The exercise asks for every line of the data to be reproduced exactly.

-------

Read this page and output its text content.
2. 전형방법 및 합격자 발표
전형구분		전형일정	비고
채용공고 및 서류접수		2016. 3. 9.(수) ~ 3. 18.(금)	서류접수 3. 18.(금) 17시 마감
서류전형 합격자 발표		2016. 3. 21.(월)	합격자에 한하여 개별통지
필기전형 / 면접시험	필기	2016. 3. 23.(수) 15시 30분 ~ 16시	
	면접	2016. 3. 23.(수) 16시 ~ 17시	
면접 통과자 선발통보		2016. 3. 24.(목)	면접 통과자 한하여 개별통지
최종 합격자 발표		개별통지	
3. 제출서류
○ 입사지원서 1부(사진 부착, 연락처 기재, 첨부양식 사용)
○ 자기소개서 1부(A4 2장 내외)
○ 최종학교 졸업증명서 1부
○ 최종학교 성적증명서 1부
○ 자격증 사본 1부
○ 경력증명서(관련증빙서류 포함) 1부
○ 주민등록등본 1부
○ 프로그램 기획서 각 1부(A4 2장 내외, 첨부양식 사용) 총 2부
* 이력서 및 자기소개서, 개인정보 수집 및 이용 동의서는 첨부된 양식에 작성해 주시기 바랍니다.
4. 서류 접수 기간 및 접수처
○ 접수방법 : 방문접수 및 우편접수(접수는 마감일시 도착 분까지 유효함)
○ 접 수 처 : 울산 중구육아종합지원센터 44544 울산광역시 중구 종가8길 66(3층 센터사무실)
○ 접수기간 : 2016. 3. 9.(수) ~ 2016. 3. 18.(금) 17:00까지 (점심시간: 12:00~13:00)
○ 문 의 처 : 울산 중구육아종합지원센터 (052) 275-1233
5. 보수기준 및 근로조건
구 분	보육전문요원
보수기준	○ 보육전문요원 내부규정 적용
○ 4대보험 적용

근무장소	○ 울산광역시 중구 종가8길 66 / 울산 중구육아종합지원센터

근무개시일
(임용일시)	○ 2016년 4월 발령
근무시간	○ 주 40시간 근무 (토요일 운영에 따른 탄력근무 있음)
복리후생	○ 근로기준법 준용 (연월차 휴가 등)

-------

Expected output ::
Read this page and output its text content.
2. 전형방법 및 합격자 발표
전형구분		전형일정	비고
채용공고 및 서류접수		2016. 3. 9.(수) ~ 3. 18.(금)	서류접수 3. 18.(금) 17시 마감
서류전형 합격자 발표		2016. 3. 21.(월)	합격자에 한하여 개별통지
필기전형 / 면접시험	필기	2016. 3. 23.(수) 15시 30분 ~ 16시	
	면접	2016. 3. 23.(수) 16시 ~ 17시	
면접 통과자 선발통보		2016. 3. 24.(목)	면접 통과자 한하여 개별통지
최종 합격자 발표		개별통지	
3. 제출서류
○ 입사지원서 1부(사진 부착, 연락처 기재, 첨부양식 사용)
○ 자기소개서 1부(A4 2장 내외)
○ 최종학교 졸업증명서 1부
○ 최종학교 성적증명서 1부
○ 자격증 사본 1부
○ 경력증명서(관련증빙서류 포함) 1부
○ 주민등록등본 1부
○ 프로그램 기획서 각 1부(A4 2장 내외, 첨부양식 사용) 총 2부
* 이력서 및 자기소개서, 개인정보 수집 및 이용 동의서는 첨부된 양식에 작성해 주시기 바랍니다.
4. 서류 접수 기간 및 접수처
○ 접수방법 : 방문접수 및 우편접수(접수는 마감일시 도착 분까지 유효함)
○ 접 수 처 : 울산 중구육아종합지원센터 44544 울산광역시 중구 종가8길 66(3층 센터사무실)
○ 접수기간 : 2016. 3. 9.(수) ~ 2016. 3. 18.(금) 17:00까지 (점심시간: 12:00~13:00)
○ 문 의 처 : 울산 중구육아종합지원센터 (052) 275-1233
5. 보수기준 및 근로조건
구 분	보육전문요원
보수기준	○ 보육전문요원 내부규정 적용
○ 4대보험 적용

근무장소	○ 울산광역시 중구 종가8길 66 / 울산 중구육아종합지원센터

근무개시일
(임용일시)	○ 2016년 4월 발령
근무시간	○ 주 40시간 근무 (토요일 운영에 따른 탄력근무 있음)
복리후생	○ 근로기준법 준용 (연월차 휴가 등)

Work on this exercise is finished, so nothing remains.